▸ **Material for this exercise**
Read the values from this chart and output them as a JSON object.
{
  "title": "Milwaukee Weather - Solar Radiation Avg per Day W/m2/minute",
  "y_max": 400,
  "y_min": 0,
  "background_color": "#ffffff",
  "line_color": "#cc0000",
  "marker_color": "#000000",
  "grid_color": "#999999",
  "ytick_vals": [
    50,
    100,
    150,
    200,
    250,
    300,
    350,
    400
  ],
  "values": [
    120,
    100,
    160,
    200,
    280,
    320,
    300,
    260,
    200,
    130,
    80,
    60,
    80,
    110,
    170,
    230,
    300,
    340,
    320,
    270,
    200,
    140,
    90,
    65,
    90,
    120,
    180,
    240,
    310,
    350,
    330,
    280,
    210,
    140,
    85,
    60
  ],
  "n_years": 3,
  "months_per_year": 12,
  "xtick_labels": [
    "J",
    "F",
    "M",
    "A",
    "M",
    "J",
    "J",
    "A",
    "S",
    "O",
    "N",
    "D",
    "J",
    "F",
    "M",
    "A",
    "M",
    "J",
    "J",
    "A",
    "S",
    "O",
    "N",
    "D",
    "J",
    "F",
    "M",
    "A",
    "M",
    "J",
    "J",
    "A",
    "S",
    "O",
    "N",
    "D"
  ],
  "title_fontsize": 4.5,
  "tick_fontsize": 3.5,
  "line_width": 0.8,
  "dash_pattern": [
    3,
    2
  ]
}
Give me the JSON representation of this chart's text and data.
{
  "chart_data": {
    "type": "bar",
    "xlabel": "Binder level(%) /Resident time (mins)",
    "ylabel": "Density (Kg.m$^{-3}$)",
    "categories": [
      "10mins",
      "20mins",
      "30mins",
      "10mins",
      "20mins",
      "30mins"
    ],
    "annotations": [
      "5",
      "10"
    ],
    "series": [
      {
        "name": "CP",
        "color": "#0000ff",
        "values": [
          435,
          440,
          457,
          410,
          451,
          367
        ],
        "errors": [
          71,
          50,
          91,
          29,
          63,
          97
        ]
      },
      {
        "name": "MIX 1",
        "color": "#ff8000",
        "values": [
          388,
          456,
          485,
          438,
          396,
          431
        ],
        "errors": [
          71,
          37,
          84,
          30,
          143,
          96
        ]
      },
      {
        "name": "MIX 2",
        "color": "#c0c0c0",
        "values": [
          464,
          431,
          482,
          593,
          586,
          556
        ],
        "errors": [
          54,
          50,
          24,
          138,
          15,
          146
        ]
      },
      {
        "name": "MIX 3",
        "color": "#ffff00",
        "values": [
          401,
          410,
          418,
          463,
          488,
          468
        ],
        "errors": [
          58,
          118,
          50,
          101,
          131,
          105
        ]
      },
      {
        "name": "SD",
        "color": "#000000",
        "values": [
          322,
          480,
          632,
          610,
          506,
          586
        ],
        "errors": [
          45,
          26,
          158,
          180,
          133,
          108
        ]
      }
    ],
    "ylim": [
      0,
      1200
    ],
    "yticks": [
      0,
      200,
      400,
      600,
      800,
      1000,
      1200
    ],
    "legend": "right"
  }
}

▸ **What the task asks**
Print the complete listing again, exactly as it stands.

▸ **Response below**
Read the values from this chart and output them as a JSON object.
{
  "title": "Milwaukee Weather - Solar Radiation Avg per Day W/m2/minute",
  "y_max": 400,
  "y_min": 0,
  "background_color": "#ffffff",
  "line_color": "#cc0000",
  "marker_color": "#000000",
  "grid_color": "#999999",
  "ytick_vals": [
    50,
    100,
    150,
    200,
    250,
    300,
    350,
    400
  ],
  "values": [
    120,
    100,
    160,
    200,
    280,
    320,
    300,
    260,
    200,
    130,
    80,
    60,
    80,
    110,
    170,
    230,
    300,
    340,
    320,
    270,
    200,
    140,
    90,
    65,
    90,
    120,
    180,
    240,
    310,
    350,
    330,
    280,
    210,
    140,
    85,
    60
  ],
  "n_years": 3,
  "months_per_year": 12,
  "xtick_labels": [
    "J",
    "F",
    "M",
    "A",
    "M",
    "J",
    "J",
    "A",
    "S",
    "O",
    "N",
    "D",
    "J",
    "F",
    "M",
    "A",
    "M",
    "J",
    "J",
    "A",
    "S",
    "O",
    "N",
    "D",
    "J",
    "F",
    "M",
    "A",
    "M",
    "J",
    "J",
    "A",
    "S",
    "O",
    "N",
    "D"
  ],
  "title_fontsize": 4.5,
  "tick_fontsize": 3.5,
  "line_width": 0.8,
  "dash_pattern": [
    3,
    2
  ]
}
Give me the JSON representation of this chart's text and data.
{
  "chart_data": {
    "type": "bar",
    "xlabel": "Binder level(%) /Resident time (mins)",
    "ylabel": "Density (Kg.m$^{-3}$)",
    "categories": [
      "10mins",
      "20mins",
      "30mins",
      "10mins",
      "20mins",
      "30mins"
    ],
    "annotations": [
      "5",
      "10"
    ],
    "series": [
      {
        "name": "CP",
        "color": "#0000ff",
        "values": [
          435,
          440,
          457,
          410,
          451,
          367
        ],
        "errors": [
          71,
          50,
          91,
          29,
          63,
          97
        ]
      },
      {
        "name": "MIX 1",
        "color": "#ff8000",
        "values": [
          388,
          456,
          485,
          438,
          396,
          431
        ],
        "errors": [
          71,
          37,
          84,
          30,
          143,
          96
        ]
      },
      {
        "name": "MIX 2",
        "color": "#c0c0c0",
        "values": [
          464,
          431,
          482,
          593,
          586,
          556
        ],
        "errors": [
          54,
          50,
          24,
          138,
          15,
          146
        ]
      },
      {
        "name": "MIX 3",
        "color": "#ffff00",
        "values": [
          401,
          410,
          418,
          463,
          488,
          468
        ],
        "errors": [
          58,
          118,
          50,
          101,
          131,
          105
        ]
      },
      {
        "name": "SD",
        "color": "#000000",
        "values": [
          322,
          480,
          632,
          610,
          506,
          586
        ],
        "errors": [
          45,
          26,
          158,
          180,
          133,
          108
        ]
      }
    ],
    "ylim": [
      0,
      1200
    ],
    "yticks": [
      0,
      200,
      400,
      600,
      800,
      1000,
      1200
    ],
    "legend": "right"
  }
}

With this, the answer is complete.